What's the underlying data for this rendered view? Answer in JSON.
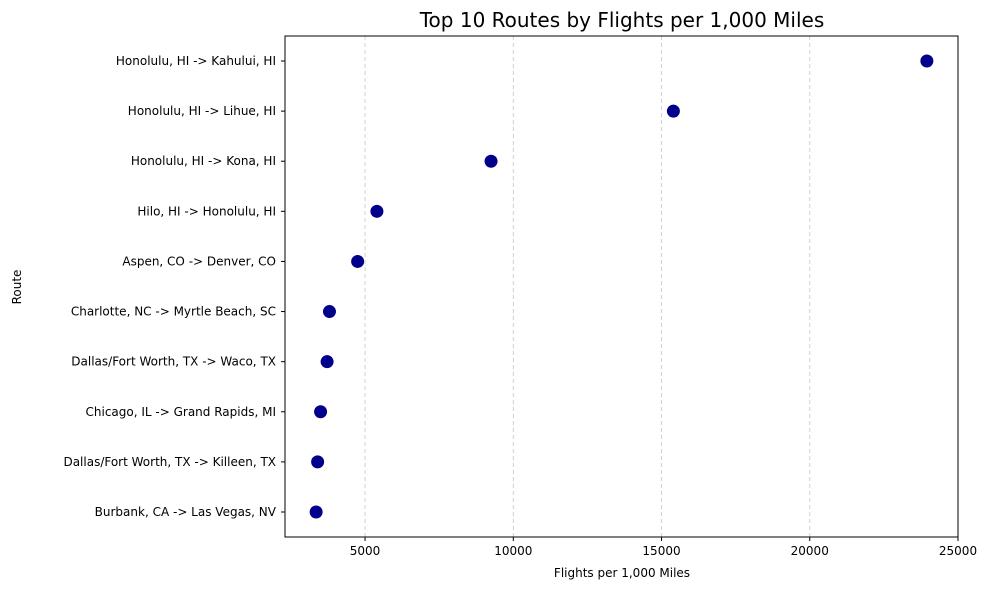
{
  "colors": {
    "marker": "#00008b",
    "background": "#ffffff"
  },
  "chart_data": {
    "type": "scatter",
    "title": "Top 10 Routes by Flights per 1,000 Miles",
    "xlabel": "Flights per 1,000 Miles",
    "ylabel": "Route",
    "xlim": [
      2300,
      25000
    ],
    "xticks": [
      5000,
      10000,
      15000,
      20000,
      25000
    ],
    "grid": "vertical-dashed",
    "categories": [
      "Honolulu, HI -> Kahului, HI",
      "Honolulu, HI -> Lihue, HI",
      "Honolulu, HI -> Kona, HI",
      "Hilo, HI -> Honolulu, HI",
      "Aspen, CO -> Denver, CO",
      "Charlotte, NC -> Myrtle Beach, SC",
      "Dallas/Fort Worth, TX -> Waco, TX",
      "Chicago, IL -> Grand Rapids, MI",
      "Dallas/Fort Worth, TX -> Killeen, TX",
      "Burbank, CA -> Las Vegas, NV"
    ],
    "values": [
      23950,
      15400,
      9250,
      5400,
      4750,
      3800,
      3720,
      3500,
      3400,
      3350
    ]
  }
}
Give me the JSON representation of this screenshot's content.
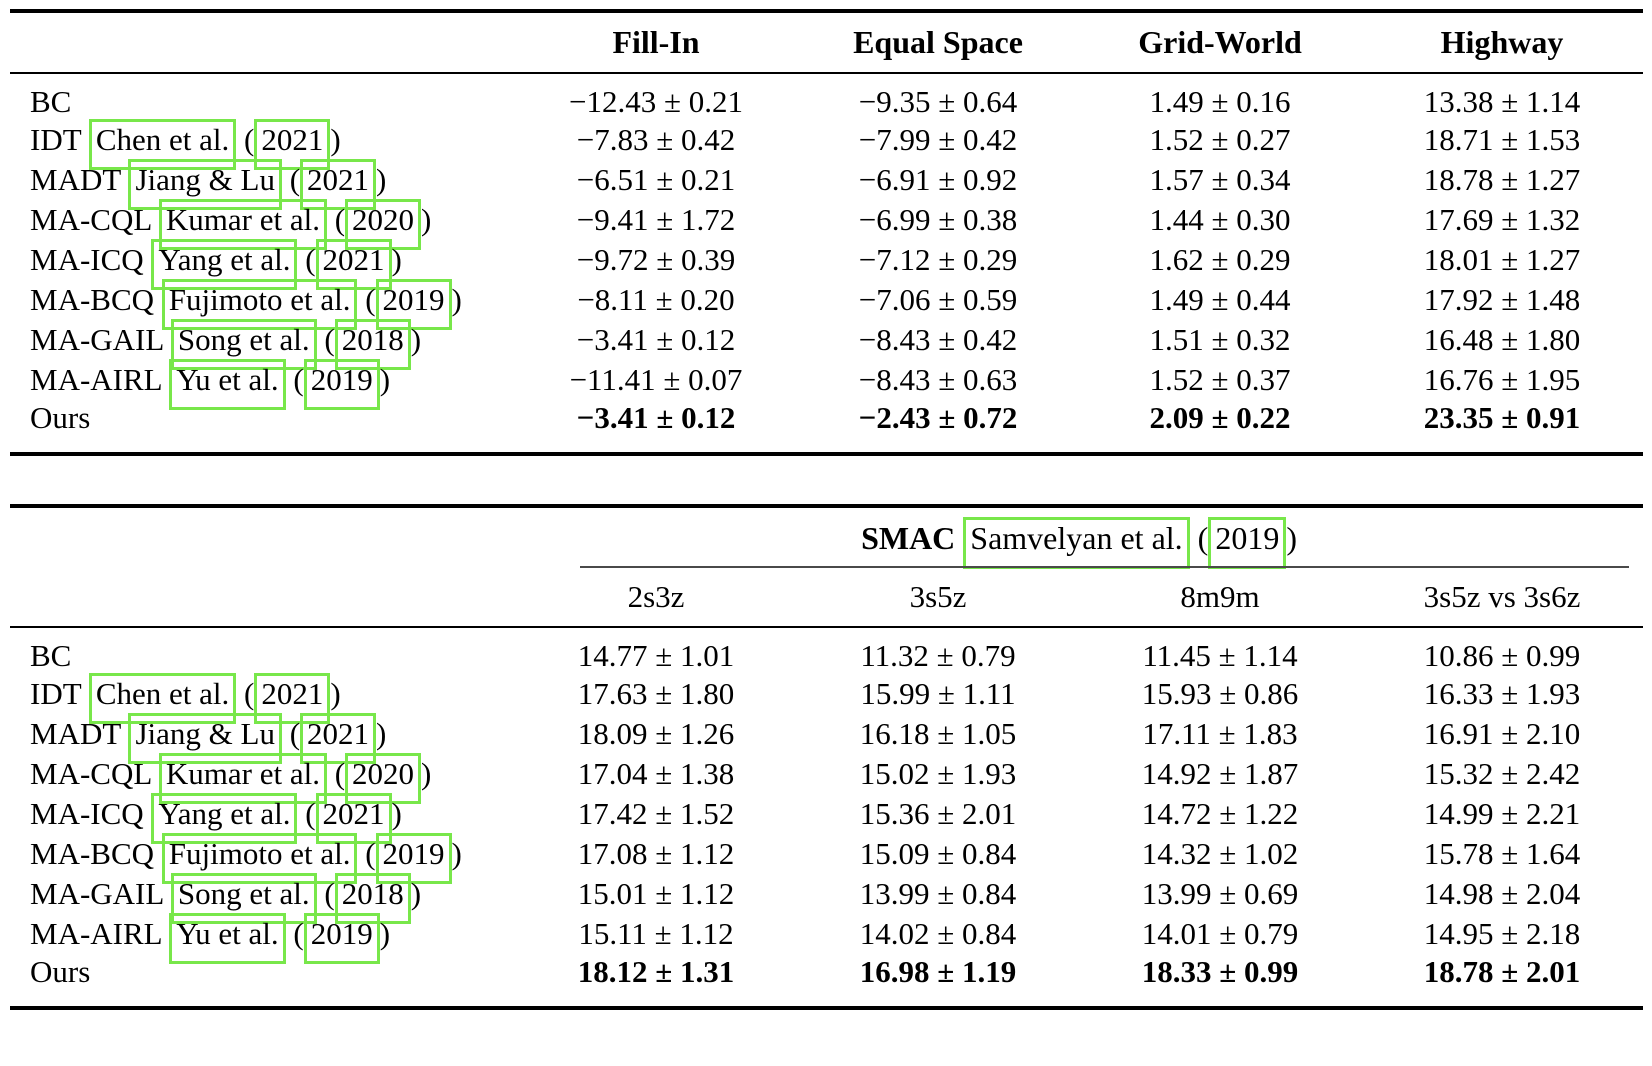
★ ★ ★
#### TASK DIRECTIONS
Copy the records word for word, leaving no picture in the copy.

#### COMPLETE ANSWER
What's the underlying data for this rendered view? Answer in JSON.
{
  "colors": {
    "marker": "#00008b",
    "background": "#ffffff"
  },
  "chart_data": {
    "type": "scatter",
    "title": "Top 10 Routes by Flights per 1,000 Miles",
    "xlabel": "Flights per 1,000 Miles",
    "ylabel": "Route",
    "xlim": [
      2300,
      25000
    ],
    "xticks": [
      5000,
      10000,
      15000,
      20000,
      25000
    ],
    "grid": "vertical-dashed",
    "categories": [
      "Honolulu, HI -> Kahului, HI",
      "Honolulu, HI -> Lihue, HI",
      "Honolulu, HI -> Kona, HI",
      "Hilo, HI -> Honolulu, HI",
      "Aspen, CO -> Denver, CO",
      "Charlotte, NC -> Myrtle Beach, SC",
      "Dallas/Fort Worth, TX -> Waco, TX",
      "Chicago, IL -> Grand Rapids, MI",
      "Dallas/Fort Worth, TX -> Killeen, TX",
      "Burbank, CA -> Las Vegas, NV"
    ],
    "values": [
      23950,
      15400,
      9250,
      5400,
      4750,
      3800,
      3720,
      3500,
      3400,
      3350
    ]
  }
}
Give me the JSON representation of this screenshot's content.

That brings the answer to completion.